Recorded data:
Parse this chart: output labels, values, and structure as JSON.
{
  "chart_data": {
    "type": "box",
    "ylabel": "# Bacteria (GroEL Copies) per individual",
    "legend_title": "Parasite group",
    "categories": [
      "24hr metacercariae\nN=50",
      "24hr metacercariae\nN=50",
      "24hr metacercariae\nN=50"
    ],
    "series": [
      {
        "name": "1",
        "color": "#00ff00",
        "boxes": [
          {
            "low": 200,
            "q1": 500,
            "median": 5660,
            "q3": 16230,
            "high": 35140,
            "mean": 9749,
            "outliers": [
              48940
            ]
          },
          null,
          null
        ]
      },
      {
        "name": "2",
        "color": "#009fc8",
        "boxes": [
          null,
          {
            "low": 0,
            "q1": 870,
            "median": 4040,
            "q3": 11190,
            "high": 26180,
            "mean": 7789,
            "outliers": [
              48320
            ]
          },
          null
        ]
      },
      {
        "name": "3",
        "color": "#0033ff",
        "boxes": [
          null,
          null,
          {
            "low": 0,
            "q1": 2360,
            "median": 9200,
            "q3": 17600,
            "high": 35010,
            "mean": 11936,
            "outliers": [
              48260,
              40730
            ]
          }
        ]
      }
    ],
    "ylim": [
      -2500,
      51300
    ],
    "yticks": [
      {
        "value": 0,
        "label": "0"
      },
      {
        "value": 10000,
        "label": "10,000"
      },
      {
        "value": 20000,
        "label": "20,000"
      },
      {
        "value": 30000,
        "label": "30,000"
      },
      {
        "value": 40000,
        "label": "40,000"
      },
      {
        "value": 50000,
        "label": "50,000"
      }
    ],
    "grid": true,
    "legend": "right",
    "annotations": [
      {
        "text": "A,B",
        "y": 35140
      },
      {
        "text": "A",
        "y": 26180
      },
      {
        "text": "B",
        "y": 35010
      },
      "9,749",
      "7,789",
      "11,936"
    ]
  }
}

Work request: Reproduce each entry word for word.

Answer to the exercise:
Parse this chart: output labels, values, and structure as JSON.
{
  "chart_data": {
    "type": "box",
    "ylabel": "# Bacteria (GroEL Copies) per individual",
    "legend_title": "Parasite group",
    "categories": [
      "24hr metacercariae\nN=50",
      "24hr metacercariae\nN=50",
      "24hr metacercariae\nN=50"
    ],
    "series": [
      {
        "name": "1",
        "color": "#00ff00",
        "boxes": [
          {
            "low": 200,
            "q1": 500,
            "median": 5660,
            "q3": 16230,
            "high": 35140,
            "mean": 9749,
            "outliers": [
              48940
            ]
          },
          null,
          null
        ]
      },
      {
        "name": "2",
        "color": "#009fc8",
        "boxes": [
          null,
          {
            "low": 0,
            "q1": 870,
            "median": 4040,
            "q3": 11190,
            "high": 26180,
            "mean": 7789,
            "outliers": [
              48320
            ]
          },
          null
        ]
      },
      {
        "name": "3",
        "color": "#0033ff",
        "boxes": [
          null,
          null,
          {
            "low": 0,
            "q1": 2360,
            "median": 9200,
            "q3": 17600,
            "high": 35010,
            "mean": 11936,
            "outliers": [
              48260,
              40730
            ]
          }
        ]
      }
    ],
    "ylim": [
      -2500,
      51300
    ],
    "yticks": [
      {
        "value": 0,
        "label": "0"
      },
      {
        "value": 10000,
        "label": "10,000"
      },
      {
        "value": 20000,
        "label": "20,000"
      },
      {
        "value": 30000,
        "label": "30,000"
      },
      {
        "value": 40000,
        "label": "40,000"
      },
      {
        "value": 50000,
        "label": "50,000"
      }
    ],
    "grid": true,
    "legend": "right",
    "annotations": [
      {
        "text": "A,B",
        "y": 35140
      },
      {
        "text": "A",
        "y": 26180
      },
      {
        "text": "B",
        "y": 35010
      },
      "9,749",
      "7,789",
      "11,936"
    ]
  }
}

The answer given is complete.